RECORDS SUPPLIED

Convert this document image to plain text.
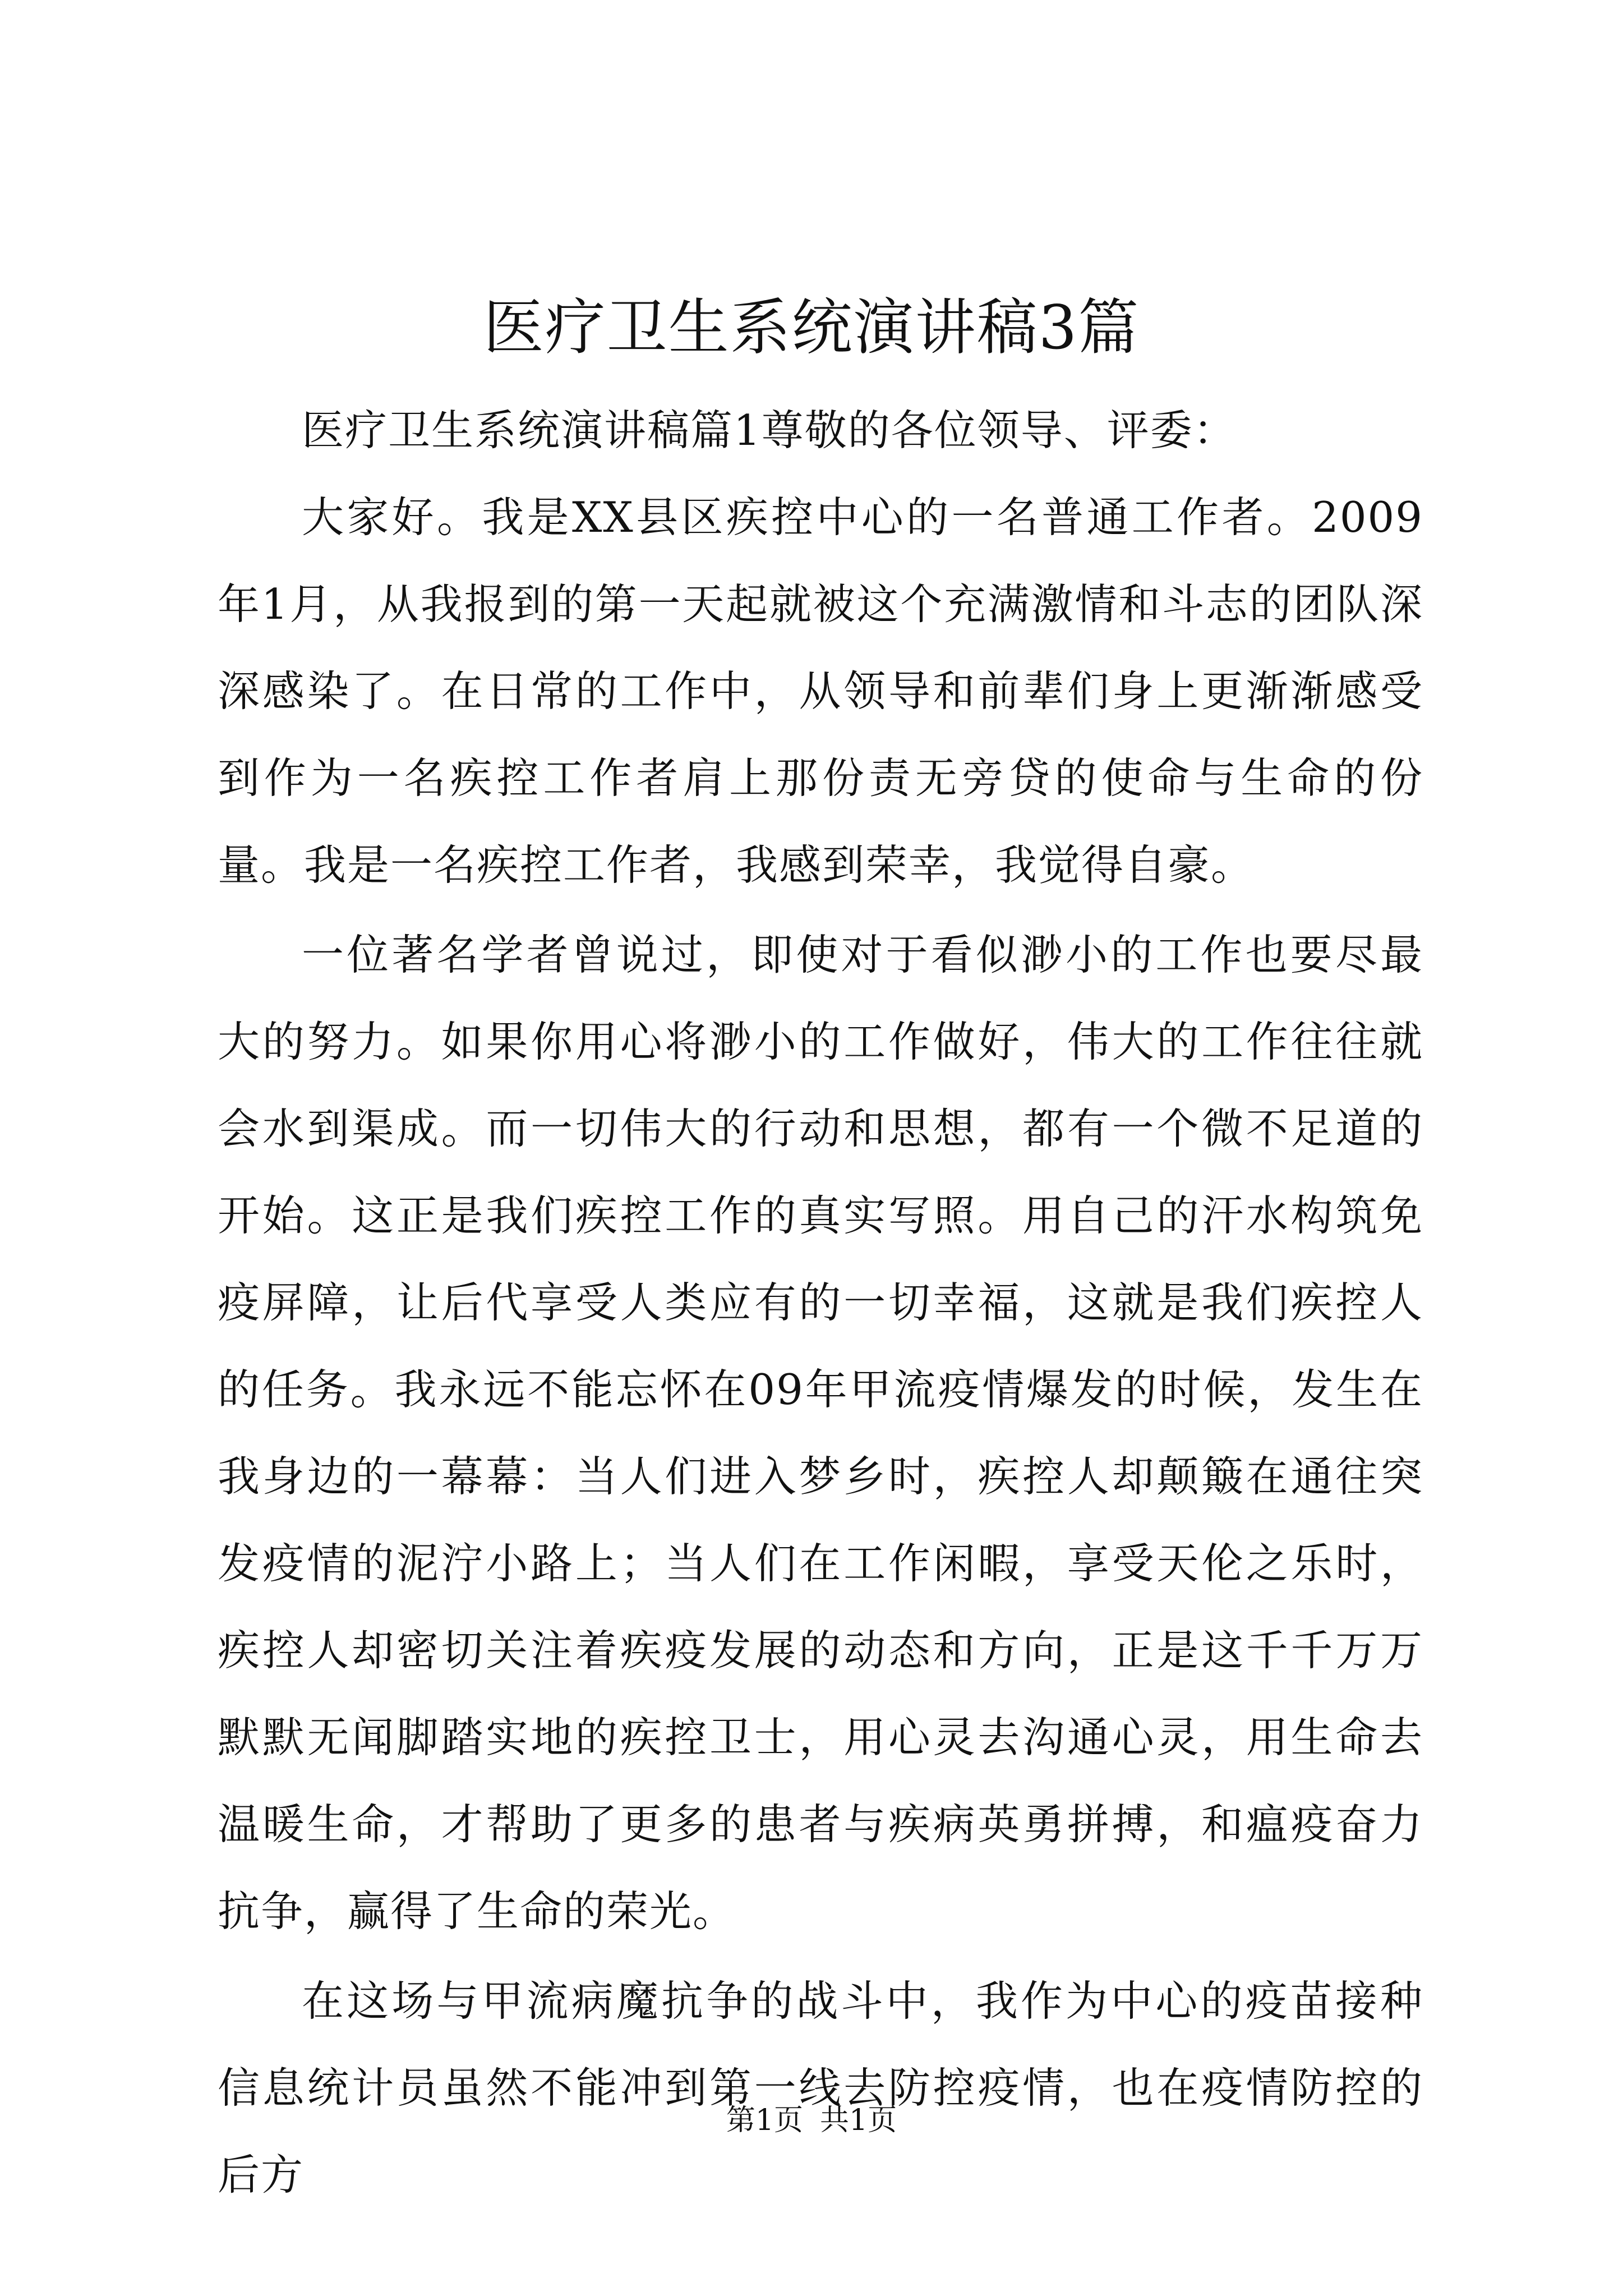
医疗卫生系统演讲稿3篇

医疗卫生系统演讲稿篇1尊敬的各位领导、评委：

大家好。我是XX县区疾控中心的一名普通工作者。2009年1月，从我报到的第一天起就被这个充满激情和斗志的团队深深感染了。在日常的工作中，从领导和前辈们身上更渐渐感受到作为一名疾控工作者肩上那份责无旁贷的使命与生命的份量。我是一名疾控工作者，我感到荣幸，我觉得自豪。

一位著名学者曾说过，即使对于看似渺小的工作也要尽最大的努力。如果你用心将渺小的工作做好，伟大的工作往往就会水到渠成。而一切伟大的行动和思想，都有一个微不足道的开始。这正是我们疾控工作的真实写照。用自己的汗水构筑免疫屏障，让后代享受人类应有的一切幸福，这就是我们疾控人的任务。我永远不能忘怀在09年甲流疫情爆发的时候，发生在我身边的一幕幕：当人们进入梦乡时，疾控人却颠簸在通往突发疫情的泥泞小路上；当人们在工作闲暇，享受天伦之乐时，疾控人却密切关注着疾疫发展的动态和方向，正是这千千万万默默无闻脚踏实地的疾控卫士，用心灵去沟通心灵，用生命去温暖生命，才帮助了更多的患者与疾病英勇拼搏，和瘟疫奋力抗争，赢得了生命的荣光。

在这场与甲流病魔抗争的战斗中，我作为中心的疫苗接种信息统计员虽然不能冲到第一线去防控疫情，也在疫情防控的后方

第1页 共1页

EXERCISE DESCRIPTION
Write out the listing above exactly as it stands, pictures excluded.

RESULT
Convert this document image to plain text.
医疗卫生系统演讲稿3篇

医疗卫生系统演讲稿篇1尊敬的各位领导、评委：

大家好。我是XX县区疾控中心的一名普通工作者。2009年1月，从我报到的第一天起就被这个充满激情和斗志的团队深深感染了。在日常的工作中，从领导和前辈们身上更渐渐感受到作为一名疾控工作者肩上那份责无旁贷的使命与生命的份量。我是一名疾控工作者，我感到荣幸，我觉得自豪。

一位著名学者曾说过，即使对于看似渺小的工作也要尽最大的努力。如果你用心将渺小的工作做好，伟大的工作往往就会水到渠成。而一切伟大的行动和思想，都有一个微不足道的开始。这正是我们疾控工作的真实写照。用自己的汗水构筑免疫屏障，让后代享受人类应有的一切幸福，这就是我们疾控人的任务。我永远不能忘怀在09年甲流疫情爆发的时候，发生在我身边的一幕幕：当人们进入梦乡时，疾控人却颠簸在通往突发疫情的泥泞小路上；当人们在工作闲暇，享受天伦之乐时，疾控人却密切关注着疾疫发展的动态和方向，正是这千千万万默默无闻脚踏实地的疾控卫士，用心灵去沟通心灵，用生命去温暖生命，才帮助了更多的患者与疾病英勇拼搏，和瘟疫奋力抗争，赢得了生命的荣光。

在这场与甲流病魔抗争的战斗中，我作为中心的疫苗接种信息统计员虽然不能冲到第一线去防控疫情，也在疫情防控的后方

第1页 共1页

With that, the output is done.